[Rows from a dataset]
⁂

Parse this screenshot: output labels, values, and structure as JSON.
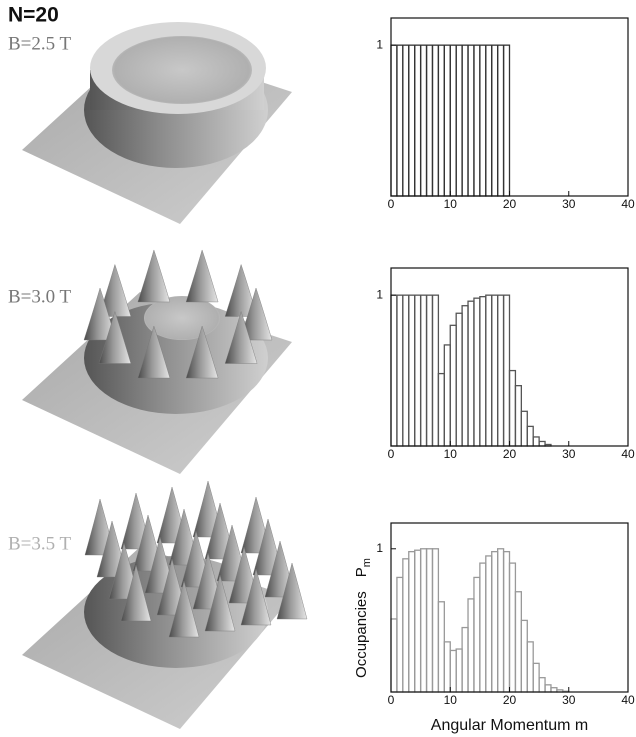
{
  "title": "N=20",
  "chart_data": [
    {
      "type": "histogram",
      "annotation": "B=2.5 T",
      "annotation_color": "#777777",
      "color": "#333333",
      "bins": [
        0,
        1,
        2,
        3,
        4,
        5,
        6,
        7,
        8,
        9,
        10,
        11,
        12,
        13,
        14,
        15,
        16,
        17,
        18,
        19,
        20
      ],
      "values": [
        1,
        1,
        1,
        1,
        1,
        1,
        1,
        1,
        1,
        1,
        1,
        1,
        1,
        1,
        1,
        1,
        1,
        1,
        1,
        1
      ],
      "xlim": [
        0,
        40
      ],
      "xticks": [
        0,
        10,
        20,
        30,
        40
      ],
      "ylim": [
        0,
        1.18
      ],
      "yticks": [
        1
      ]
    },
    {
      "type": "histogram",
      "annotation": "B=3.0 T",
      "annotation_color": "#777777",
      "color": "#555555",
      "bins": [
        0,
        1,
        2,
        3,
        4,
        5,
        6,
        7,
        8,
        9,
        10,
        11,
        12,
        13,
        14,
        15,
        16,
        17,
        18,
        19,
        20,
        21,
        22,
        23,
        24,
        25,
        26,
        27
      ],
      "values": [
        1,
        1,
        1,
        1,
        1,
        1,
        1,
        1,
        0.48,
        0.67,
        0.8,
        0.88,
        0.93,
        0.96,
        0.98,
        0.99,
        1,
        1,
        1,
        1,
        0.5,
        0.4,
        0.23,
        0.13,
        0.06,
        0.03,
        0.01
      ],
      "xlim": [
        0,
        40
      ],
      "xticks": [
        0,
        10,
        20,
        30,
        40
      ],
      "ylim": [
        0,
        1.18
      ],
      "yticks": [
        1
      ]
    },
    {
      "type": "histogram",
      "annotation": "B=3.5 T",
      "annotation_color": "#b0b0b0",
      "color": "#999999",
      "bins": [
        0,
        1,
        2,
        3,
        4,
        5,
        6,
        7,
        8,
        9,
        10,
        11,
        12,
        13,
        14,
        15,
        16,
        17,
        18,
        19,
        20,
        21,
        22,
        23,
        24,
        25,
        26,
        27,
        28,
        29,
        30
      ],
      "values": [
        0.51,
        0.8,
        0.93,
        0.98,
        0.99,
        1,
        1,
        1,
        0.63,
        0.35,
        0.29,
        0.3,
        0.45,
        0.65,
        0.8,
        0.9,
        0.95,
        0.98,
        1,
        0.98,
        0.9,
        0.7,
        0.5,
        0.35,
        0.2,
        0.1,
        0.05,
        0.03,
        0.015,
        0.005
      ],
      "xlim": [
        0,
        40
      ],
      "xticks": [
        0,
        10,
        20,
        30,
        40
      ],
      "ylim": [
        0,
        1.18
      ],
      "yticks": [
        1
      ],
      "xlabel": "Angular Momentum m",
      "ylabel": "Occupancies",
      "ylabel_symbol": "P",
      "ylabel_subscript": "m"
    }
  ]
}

⁂

• Description of the task: All records should be output exactly, with the pictures left out.

• Reply to the task:
Parse this screenshot: output labels, values, and structure as JSON.
{
  "title": "N=20",
  "chart_data": [
    {
      "type": "histogram",
      "annotation": "B=2.5 T",
      "annotation_color": "#777777",
      "color": "#333333",
      "bins": [
        0,
        1,
        2,
        3,
        4,
        5,
        6,
        7,
        8,
        9,
        10,
        11,
        12,
        13,
        14,
        15,
        16,
        17,
        18,
        19,
        20
      ],
      "values": [
        1,
        1,
        1,
        1,
        1,
        1,
        1,
        1,
        1,
        1,
        1,
        1,
        1,
        1,
        1,
        1,
        1,
        1,
        1,
        1
      ],
      "xlim": [
        0,
        40
      ],
      "xticks": [
        0,
        10,
        20,
        30,
        40
      ],
      "ylim": [
        0,
        1.18
      ],
      "yticks": [
        1
      ]
    },
    {
      "type": "histogram",
      "annotation": "B=3.0 T",
      "annotation_color": "#777777",
      "color": "#555555",
      "bins": [
        0,
        1,
        2,
        3,
        4,
        5,
        6,
        7,
        8,
        9,
        10,
        11,
        12,
        13,
        14,
        15,
        16,
        17,
        18,
        19,
        20,
        21,
        22,
        23,
        24,
        25,
        26,
        27
      ],
      "values": [
        1,
        1,
        1,
        1,
        1,
        1,
        1,
        1,
        0.48,
        0.67,
        0.8,
        0.88,
        0.93,
        0.96,
        0.98,
        0.99,
        1,
        1,
        1,
        1,
        0.5,
        0.4,
        0.23,
        0.13,
        0.06,
        0.03,
        0.01
      ],
      "xlim": [
        0,
        40
      ],
      "xticks": [
        0,
        10,
        20,
        30,
        40
      ],
      "ylim": [
        0,
        1.18
      ],
      "yticks": [
        1
      ]
    },
    {
      "type": "histogram",
      "annotation": "B=3.5 T",
      "annotation_color": "#b0b0b0",
      "color": "#999999",
      "bins": [
        0,
        1,
        2,
        3,
        4,
        5,
        6,
        7,
        8,
        9,
        10,
        11,
        12,
        13,
        14,
        15,
        16,
        17,
        18,
        19,
        20,
        21,
        22,
        23,
        24,
        25,
        26,
        27,
        28,
        29,
        30
      ],
      "values": [
        0.51,
        0.8,
        0.93,
        0.98,
        0.99,
        1,
        1,
        1,
        0.63,
        0.35,
        0.29,
        0.3,
        0.45,
        0.65,
        0.8,
        0.9,
        0.95,
        0.98,
        1,
        0.98,
        0.9,
        0.7,
        0.5,
        0.35,
        0.2,
        0.1,
        0.05,
        0.03,
        0.015,
        0.005
      ],
      "xlim": [
        0,
        40
      ],
      "xticks": [
        0,
        10,
        20,
        30,
        40
      ],
      "ylim": [
        0,
        1.18
      ],
      "yticks": [
        1
      ],
      "xlabel": "Angular Momentum m",
      "ylabel": "Occupancies",
      "ylabel_symbol": "P",
      "ylabel_subscript": "m"
    }
  ]
}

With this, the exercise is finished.